AIM
Reproduce all of the data below without alteration; exclude every picture.

=== DATA FOR PROCESSING ===

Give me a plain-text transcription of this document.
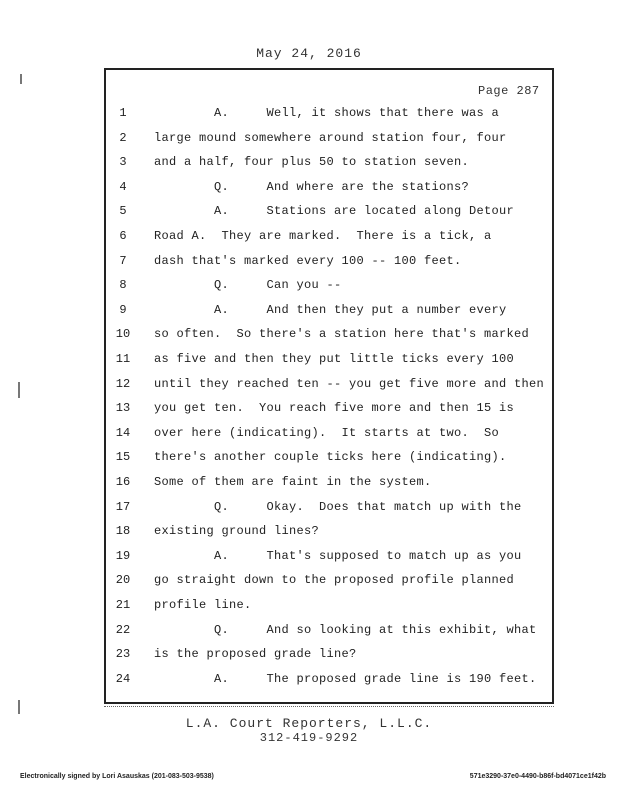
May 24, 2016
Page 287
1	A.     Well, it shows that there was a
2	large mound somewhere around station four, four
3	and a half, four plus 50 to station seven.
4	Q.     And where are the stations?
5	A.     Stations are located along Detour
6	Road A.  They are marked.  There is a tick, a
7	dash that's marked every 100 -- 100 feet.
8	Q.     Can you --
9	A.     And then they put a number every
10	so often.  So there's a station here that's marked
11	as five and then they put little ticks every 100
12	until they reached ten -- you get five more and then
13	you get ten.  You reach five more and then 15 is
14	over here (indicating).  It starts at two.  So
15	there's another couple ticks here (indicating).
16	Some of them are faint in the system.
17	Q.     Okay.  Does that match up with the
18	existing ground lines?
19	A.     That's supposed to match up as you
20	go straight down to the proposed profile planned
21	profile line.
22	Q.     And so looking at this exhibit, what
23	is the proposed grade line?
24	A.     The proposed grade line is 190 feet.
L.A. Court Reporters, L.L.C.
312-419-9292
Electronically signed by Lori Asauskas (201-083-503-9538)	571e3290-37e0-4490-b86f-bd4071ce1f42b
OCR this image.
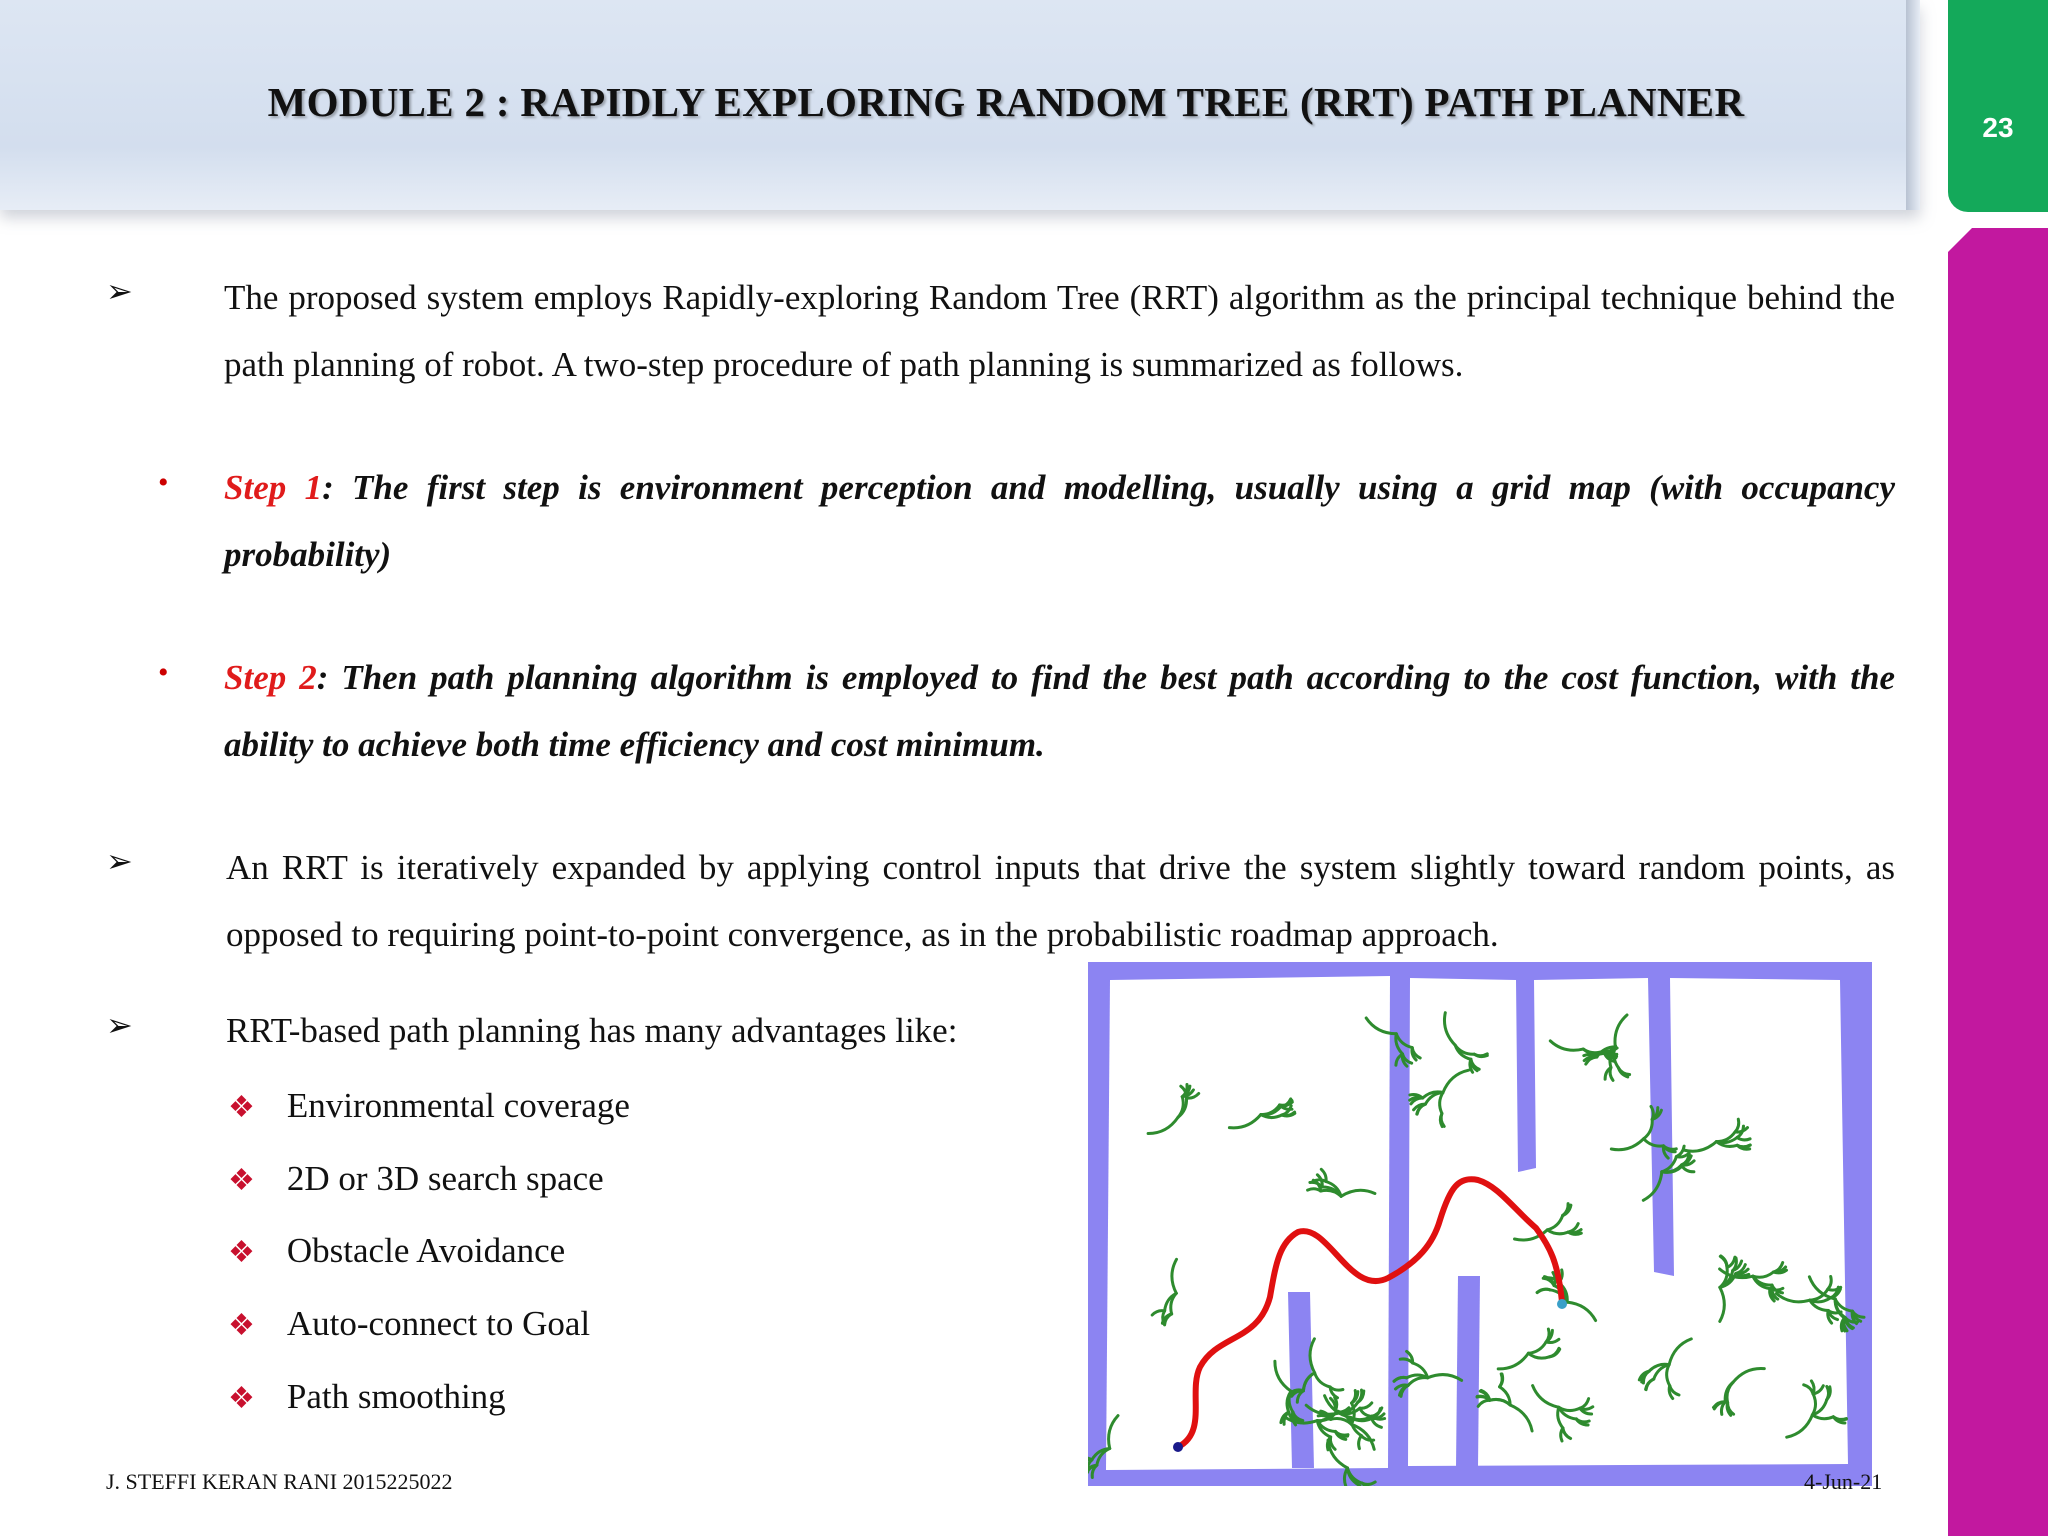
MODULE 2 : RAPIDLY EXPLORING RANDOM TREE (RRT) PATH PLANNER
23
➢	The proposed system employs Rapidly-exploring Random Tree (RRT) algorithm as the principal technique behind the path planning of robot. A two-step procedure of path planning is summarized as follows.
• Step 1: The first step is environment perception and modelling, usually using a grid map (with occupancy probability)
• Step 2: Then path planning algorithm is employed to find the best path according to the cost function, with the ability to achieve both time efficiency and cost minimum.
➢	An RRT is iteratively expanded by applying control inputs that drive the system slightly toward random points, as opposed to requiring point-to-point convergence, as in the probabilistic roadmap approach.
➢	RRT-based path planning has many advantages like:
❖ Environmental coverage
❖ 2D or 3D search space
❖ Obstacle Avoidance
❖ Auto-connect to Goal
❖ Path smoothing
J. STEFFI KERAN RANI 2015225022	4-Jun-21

===

SOLUTION FOR THIS EXERCISE
Give me a plain-text transcription of this document.
May 24, 2016
Page 287
1	A.     Well, it shows that there was a
2	large mound somewhere around station four, four
3	and a half, four plus 50 to station seven.
4	Q.     And where are the stations?
5	A.     Stations are located along Detour
6	Road A.  They are marked.  There is a tick, a
7	dash that's marked every 100 -- 100 feet.
8	Q.     Can you --
9	A.     And then they put a number every
10	so often.  So there's a station here that's marked
11	as five and then they put little ticks every 100
12	until they reached ten -- you get five more and then
13	you get ten.  You reach five more and then 15 is
14	over here (indicating).  It starts at two.  So
15	there's another couple ticks here (indicating).
16	Some of them are faint in the system.
17	Q.     Okay.  Does that match up with the
18	existing ground lines?
19	A.     That's supposed to match up as you
20	go straight down to the proposed profile planned
21	profile line.
22	Q.     And so looking at this exhibit, what
23	is the proposed grade line?
24	A.     The proposed grade line is 190 feet.
L.A. Court Reporters, L.L.C.
312-419-9292
Electronically signed by Lori Asauskas (201-083-503-9538)	571e3290-37e0-4490-b86f-bd4071ce1f42b
OCR this image.
MODULE 2 : RAPIDLY EXPLORING RANDOM TREE (RRT) PATH PLANNER
23
➢	The proposed system employs Rapidly-exploring Random Tree (RRT) algorithm as the principal technique behind the path planning of robot. A two-step procedure of path planning is summarized as follows.
• Step 1: The first step is environment perception and modelling, usually using a grid map (with occupancy probability)
• Step 2: Then path planning algorithm is employed to find the best path according to the cost function, with the ability to achieve both time efficiency and cost minimum.
➢	An RRT is iteratively expanded by applying control inputs that drive the system slightly toward random points, as opposed to requiring point-to-point convergence, as in the probabilistic roadmap approach.
➢	RRT-based path planning has many advantages like:
❖ Environmental coverage
❖ 2D or 3D search space
❖ Obstacle Avoidance
❖ Auto-connect to Goal
❖ Path smoothing
J. STEFFI KERAN RANI 2015225022	4-Jun-21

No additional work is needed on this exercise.